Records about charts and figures
* * * *

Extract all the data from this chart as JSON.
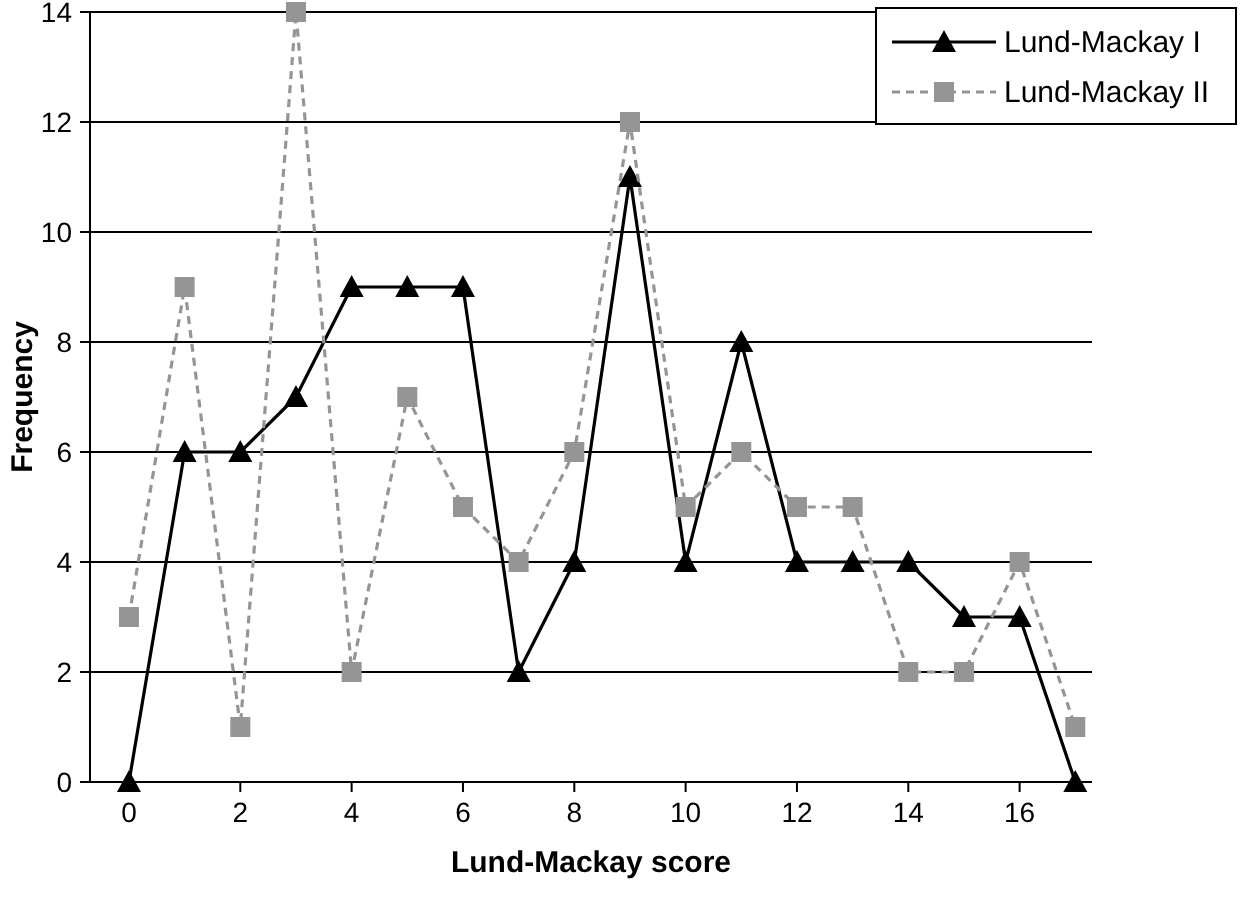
{
  "chart_data": {
    "type": "line",
    "xlabel": "Lund-Mackay score",
    "ylabel": "Frequency",
    "x": [
      0,
      1,
      2,
      3,
      4,
      5,
      6,
      7,
      8,
      9,
      10,
      11,
      12,
      13,
      14,
      15,
      16,
      17
    ],
    "series": [
      {
        "name": "Lund-Mackay I",
        "color": "#000000",
        "marker": "triangle",
        "line_style": "solid",
        "values": [
          0,
          6,
          6,
          7,
          9,
          9,
          9,
          2,
          4,
          11,
          4,
          8,
          4,
          4,
          4,
          3,
          3,
          0
        ]
      },
      {
        "name": "Lund-Mackay II",
        "color": "#959595",
        "marker": "square",
        "line_style": "dashed",
        "values": [
          3,
          9,
          1,
          14,
          2,
          7,
          5,
          4,
          6,
          12,
          5,
          6,
          5,
          5,
          2,
          2,
          4,
          1
        ]
      }
    ],
    "xlim": [
      -0.7,
      17.3
    ],
    "xticks": [
      0,
      2,
      4,
      6,
      8,
      10,
      12,
      14,
      16
    ],
    "ylim": [
      0,
      14
    ],
    "yticks": [
      0,
      2,
      4,
      6,
      8,
      10,
      12,
      14
    ],
    "grid": "y",
    "legend": "top right"
  }
}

* * * *

SET PROBLEM ::
Locate all lines in the listing above with the word "Lund" and copy them.

THE OUTPUT ::
    "xlabel": "Lund-Mackay score",
        "name": "Lund-Mackay I",
        "name": "Lund-Mackay II",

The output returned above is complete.